Direction =>
Filter the records below for the word "must". Copy each line that holds it.

Records from a collection of figures =>
════════════════

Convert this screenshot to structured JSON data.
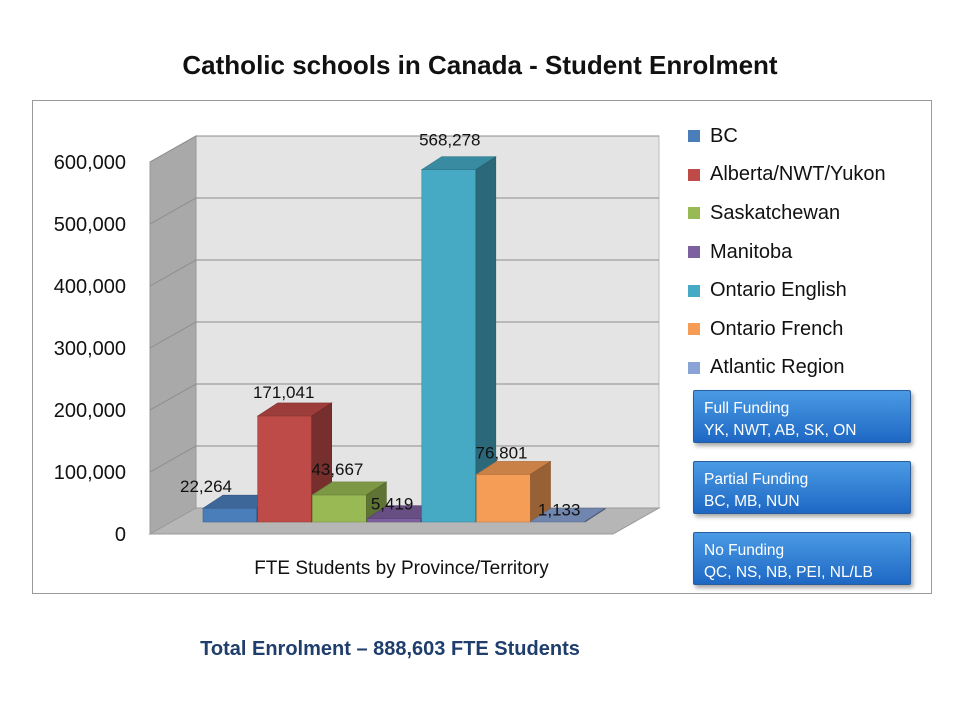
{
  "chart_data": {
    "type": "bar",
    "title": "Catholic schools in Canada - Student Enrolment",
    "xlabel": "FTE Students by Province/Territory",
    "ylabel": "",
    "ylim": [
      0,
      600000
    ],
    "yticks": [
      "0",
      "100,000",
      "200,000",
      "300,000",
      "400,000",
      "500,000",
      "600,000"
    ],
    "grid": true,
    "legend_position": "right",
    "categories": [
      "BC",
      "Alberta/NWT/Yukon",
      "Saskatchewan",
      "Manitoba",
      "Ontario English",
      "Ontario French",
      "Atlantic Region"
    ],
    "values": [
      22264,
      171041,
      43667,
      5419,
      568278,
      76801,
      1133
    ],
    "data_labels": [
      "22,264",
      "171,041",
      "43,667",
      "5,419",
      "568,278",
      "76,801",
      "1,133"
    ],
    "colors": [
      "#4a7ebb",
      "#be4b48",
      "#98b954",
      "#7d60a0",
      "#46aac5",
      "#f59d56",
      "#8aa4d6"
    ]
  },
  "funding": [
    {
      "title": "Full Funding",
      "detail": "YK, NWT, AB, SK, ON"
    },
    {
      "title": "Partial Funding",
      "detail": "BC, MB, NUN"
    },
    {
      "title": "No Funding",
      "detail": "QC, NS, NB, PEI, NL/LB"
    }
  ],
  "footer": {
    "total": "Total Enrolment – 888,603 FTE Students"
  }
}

════════════════

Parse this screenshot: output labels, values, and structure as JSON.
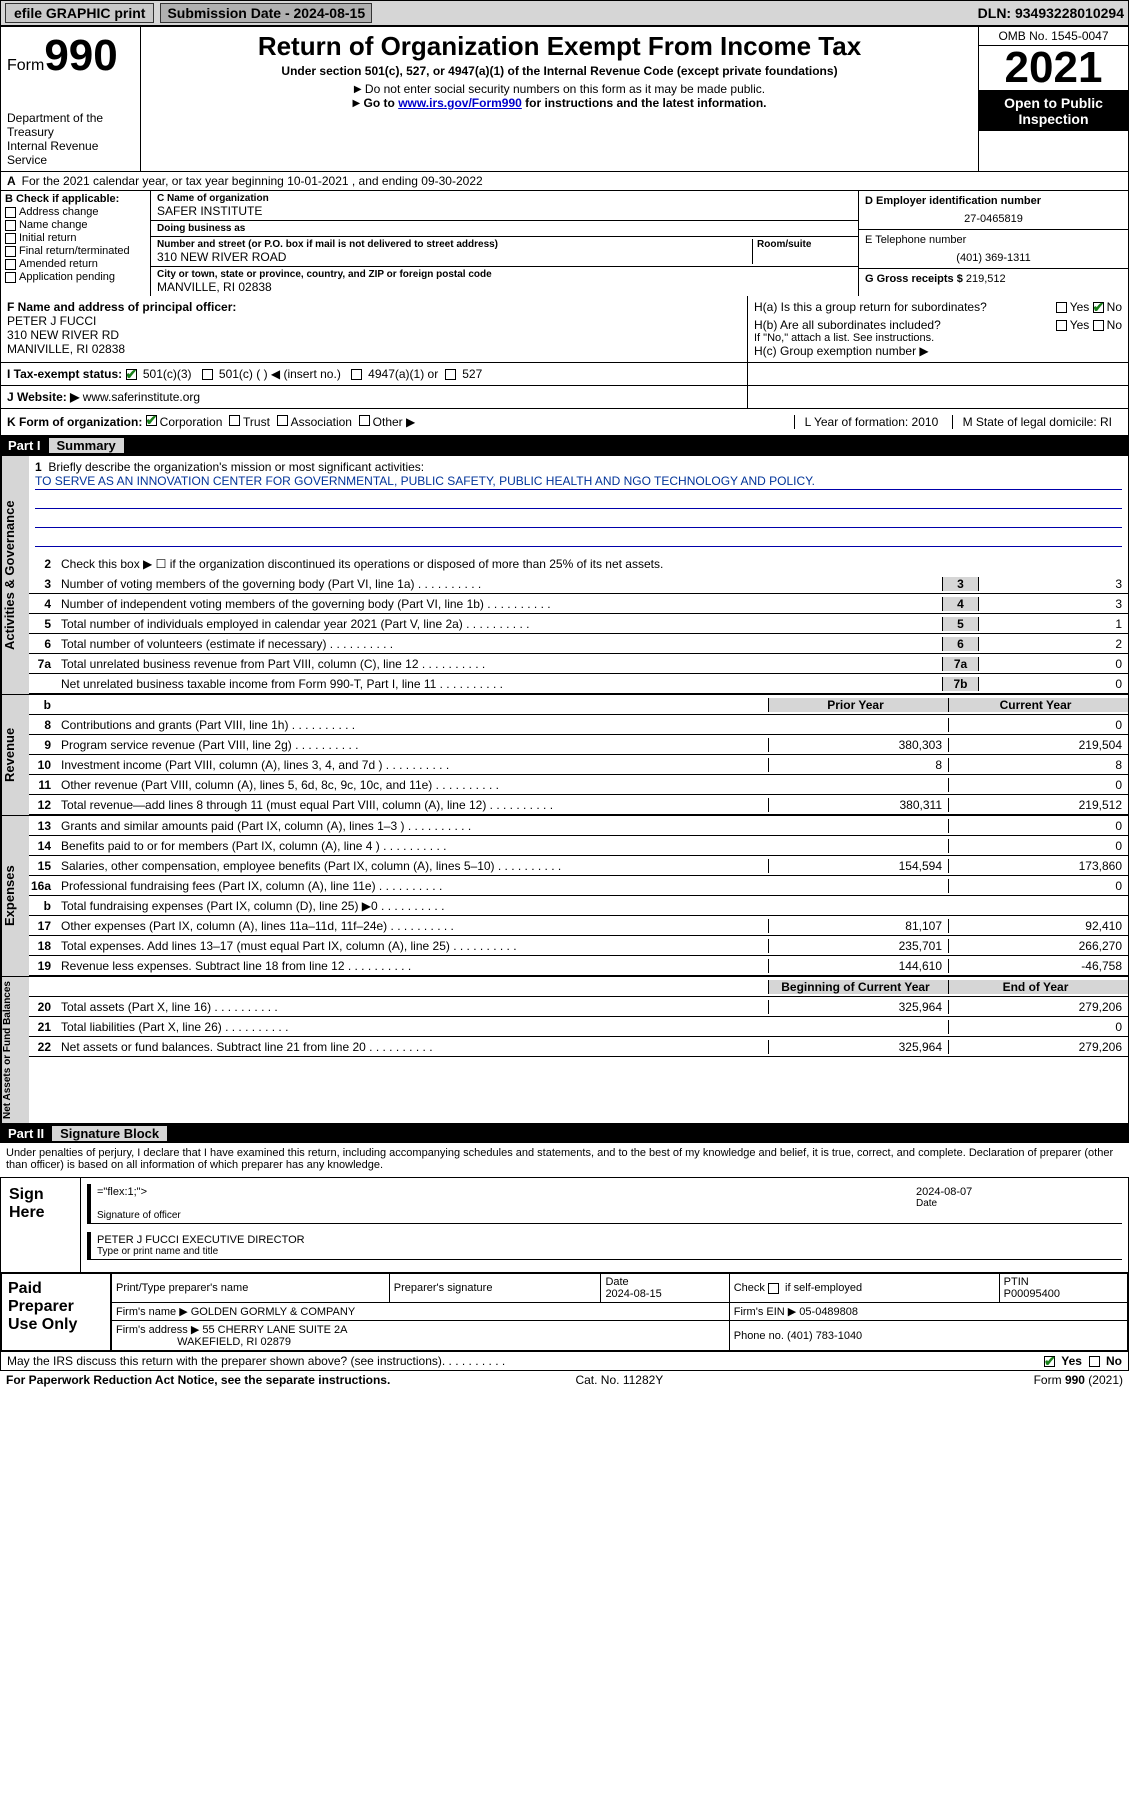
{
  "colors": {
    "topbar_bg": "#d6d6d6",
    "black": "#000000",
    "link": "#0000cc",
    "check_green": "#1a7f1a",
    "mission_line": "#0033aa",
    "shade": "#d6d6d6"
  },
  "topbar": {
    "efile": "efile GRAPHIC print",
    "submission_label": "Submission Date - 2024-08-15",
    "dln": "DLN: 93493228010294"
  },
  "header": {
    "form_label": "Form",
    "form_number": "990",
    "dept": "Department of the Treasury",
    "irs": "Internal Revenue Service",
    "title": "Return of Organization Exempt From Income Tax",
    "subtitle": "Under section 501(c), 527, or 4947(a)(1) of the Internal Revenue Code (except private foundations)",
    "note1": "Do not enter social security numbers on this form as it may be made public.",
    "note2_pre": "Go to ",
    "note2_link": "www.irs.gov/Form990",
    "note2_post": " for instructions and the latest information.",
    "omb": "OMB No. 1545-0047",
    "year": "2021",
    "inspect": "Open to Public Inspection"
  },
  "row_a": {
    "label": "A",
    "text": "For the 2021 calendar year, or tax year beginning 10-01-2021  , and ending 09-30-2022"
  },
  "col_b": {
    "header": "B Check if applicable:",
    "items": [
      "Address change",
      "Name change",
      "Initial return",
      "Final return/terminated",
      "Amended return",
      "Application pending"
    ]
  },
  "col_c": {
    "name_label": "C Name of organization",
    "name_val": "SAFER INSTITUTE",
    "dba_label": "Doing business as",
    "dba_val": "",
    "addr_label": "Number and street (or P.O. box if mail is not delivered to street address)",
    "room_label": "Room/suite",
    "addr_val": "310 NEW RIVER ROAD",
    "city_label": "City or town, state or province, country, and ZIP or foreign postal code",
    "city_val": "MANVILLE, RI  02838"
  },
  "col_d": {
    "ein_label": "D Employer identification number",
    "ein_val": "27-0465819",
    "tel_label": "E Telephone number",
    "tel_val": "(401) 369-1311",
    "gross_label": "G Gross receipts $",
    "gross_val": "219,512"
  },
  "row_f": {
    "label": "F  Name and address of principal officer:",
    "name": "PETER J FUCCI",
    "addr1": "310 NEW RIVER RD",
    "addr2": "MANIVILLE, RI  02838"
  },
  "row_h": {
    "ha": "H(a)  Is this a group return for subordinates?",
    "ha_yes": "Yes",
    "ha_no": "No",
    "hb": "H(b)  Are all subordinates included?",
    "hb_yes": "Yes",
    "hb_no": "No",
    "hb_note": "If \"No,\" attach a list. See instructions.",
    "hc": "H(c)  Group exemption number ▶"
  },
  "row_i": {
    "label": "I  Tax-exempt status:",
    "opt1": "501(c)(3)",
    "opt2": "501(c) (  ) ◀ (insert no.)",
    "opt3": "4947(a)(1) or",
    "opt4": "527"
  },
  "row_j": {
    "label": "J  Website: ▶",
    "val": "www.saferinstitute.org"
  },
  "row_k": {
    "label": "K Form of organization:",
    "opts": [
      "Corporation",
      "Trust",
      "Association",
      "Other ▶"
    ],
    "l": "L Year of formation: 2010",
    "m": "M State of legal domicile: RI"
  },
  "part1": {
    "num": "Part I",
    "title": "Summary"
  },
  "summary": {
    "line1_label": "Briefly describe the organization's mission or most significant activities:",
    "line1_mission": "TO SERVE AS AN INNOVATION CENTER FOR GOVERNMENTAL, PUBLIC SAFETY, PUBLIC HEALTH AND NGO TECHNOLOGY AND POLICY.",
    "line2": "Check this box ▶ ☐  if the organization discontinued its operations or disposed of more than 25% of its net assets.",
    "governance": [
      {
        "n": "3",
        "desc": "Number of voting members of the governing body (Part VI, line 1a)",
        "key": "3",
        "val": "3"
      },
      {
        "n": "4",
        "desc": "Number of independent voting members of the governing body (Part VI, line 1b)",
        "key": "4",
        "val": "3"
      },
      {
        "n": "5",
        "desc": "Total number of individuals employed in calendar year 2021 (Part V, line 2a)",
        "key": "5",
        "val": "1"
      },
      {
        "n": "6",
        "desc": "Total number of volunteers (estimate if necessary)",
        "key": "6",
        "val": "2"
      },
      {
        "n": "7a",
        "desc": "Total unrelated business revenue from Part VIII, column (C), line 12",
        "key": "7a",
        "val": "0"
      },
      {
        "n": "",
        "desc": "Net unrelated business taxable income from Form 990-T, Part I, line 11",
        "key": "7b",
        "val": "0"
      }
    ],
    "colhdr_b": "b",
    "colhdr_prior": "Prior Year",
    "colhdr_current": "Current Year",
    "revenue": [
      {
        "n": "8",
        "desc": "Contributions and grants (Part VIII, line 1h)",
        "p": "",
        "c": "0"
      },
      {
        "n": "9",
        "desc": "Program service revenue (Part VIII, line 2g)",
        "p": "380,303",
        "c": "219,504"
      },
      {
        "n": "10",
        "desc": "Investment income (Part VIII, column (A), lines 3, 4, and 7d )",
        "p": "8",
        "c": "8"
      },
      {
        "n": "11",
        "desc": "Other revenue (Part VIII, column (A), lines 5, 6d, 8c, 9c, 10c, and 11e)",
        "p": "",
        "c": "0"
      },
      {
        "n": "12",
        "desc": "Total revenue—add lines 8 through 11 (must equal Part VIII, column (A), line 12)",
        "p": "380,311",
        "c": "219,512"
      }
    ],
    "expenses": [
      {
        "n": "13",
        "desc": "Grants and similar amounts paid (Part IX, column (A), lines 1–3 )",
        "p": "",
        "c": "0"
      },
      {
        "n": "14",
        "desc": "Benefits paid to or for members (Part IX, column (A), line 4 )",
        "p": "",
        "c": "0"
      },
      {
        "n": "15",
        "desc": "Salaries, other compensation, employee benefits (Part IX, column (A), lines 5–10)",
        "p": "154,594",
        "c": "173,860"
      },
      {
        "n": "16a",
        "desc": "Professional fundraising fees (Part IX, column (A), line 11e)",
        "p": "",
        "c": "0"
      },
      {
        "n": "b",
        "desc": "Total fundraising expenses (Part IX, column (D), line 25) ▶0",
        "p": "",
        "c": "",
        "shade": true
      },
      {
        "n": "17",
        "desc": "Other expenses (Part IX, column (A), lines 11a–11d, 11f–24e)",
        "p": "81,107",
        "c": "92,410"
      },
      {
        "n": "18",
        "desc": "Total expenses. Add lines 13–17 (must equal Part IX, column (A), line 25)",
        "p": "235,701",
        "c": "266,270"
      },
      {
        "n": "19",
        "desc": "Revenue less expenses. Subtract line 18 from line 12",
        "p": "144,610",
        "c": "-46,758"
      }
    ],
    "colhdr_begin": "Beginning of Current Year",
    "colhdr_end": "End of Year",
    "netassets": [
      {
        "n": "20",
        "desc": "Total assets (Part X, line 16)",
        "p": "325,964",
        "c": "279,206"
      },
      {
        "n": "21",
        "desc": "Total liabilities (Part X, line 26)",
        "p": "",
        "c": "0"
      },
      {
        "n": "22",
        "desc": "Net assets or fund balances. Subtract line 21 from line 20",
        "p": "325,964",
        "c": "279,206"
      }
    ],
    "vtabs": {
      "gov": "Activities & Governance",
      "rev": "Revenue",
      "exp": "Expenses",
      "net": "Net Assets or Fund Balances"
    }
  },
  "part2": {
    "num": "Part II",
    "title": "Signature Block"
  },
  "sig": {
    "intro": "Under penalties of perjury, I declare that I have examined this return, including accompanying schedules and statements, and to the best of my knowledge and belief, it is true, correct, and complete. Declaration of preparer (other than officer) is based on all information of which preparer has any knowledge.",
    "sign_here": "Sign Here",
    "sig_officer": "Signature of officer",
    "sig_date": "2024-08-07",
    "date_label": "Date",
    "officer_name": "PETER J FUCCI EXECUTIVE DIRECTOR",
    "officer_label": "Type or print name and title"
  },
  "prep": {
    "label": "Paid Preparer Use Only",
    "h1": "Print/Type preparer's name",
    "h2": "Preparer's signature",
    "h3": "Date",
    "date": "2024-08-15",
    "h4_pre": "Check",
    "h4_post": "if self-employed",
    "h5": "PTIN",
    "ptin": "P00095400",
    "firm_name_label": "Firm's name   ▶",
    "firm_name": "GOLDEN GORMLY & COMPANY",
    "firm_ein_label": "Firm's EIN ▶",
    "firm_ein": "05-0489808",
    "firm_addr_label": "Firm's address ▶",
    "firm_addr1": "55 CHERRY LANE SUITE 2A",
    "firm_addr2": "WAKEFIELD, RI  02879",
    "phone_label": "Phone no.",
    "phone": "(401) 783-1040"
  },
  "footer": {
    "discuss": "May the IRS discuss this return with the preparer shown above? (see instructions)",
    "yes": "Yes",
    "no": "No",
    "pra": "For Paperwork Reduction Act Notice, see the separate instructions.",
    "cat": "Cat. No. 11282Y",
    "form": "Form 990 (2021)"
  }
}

════════════════

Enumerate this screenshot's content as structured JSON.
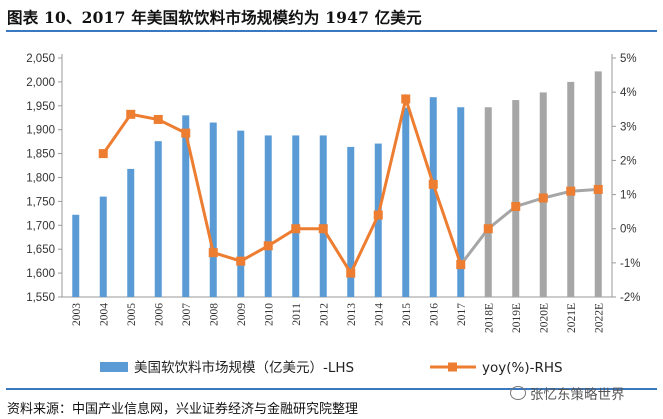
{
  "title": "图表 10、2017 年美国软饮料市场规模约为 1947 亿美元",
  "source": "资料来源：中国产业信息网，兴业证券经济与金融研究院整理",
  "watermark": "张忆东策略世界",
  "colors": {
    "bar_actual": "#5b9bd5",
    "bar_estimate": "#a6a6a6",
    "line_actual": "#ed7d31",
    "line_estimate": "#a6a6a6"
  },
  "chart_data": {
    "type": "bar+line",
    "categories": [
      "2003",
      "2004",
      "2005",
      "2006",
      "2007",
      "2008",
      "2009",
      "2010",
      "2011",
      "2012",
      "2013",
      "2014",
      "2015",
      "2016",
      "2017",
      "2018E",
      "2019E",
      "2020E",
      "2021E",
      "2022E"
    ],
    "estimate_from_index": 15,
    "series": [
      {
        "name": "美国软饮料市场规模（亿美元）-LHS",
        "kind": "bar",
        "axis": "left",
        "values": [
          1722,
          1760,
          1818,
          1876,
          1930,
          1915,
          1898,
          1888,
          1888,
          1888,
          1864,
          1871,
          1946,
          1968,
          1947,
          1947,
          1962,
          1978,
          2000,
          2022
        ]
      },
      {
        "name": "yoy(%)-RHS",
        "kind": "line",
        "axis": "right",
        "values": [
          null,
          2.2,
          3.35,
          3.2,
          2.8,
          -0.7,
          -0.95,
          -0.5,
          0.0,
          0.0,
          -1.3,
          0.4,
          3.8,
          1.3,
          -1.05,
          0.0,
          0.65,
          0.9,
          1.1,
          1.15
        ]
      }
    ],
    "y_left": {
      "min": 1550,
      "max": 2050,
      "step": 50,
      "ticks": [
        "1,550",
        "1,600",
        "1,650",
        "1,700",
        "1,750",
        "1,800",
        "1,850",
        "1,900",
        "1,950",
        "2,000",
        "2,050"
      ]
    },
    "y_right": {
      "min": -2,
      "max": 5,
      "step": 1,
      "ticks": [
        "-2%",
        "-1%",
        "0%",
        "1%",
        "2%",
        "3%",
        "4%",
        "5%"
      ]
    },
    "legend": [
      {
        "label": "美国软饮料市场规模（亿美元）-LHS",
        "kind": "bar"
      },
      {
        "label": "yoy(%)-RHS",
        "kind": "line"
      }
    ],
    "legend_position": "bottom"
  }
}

════════════════

Response =>
        "desc": "Total revenue—add lines 8 through 11 (must equal Part VIII, column (A), line 12)",
        "desc": "Total expenses. Add lines 13–17 (must equal Part IX, column (A), line 25)",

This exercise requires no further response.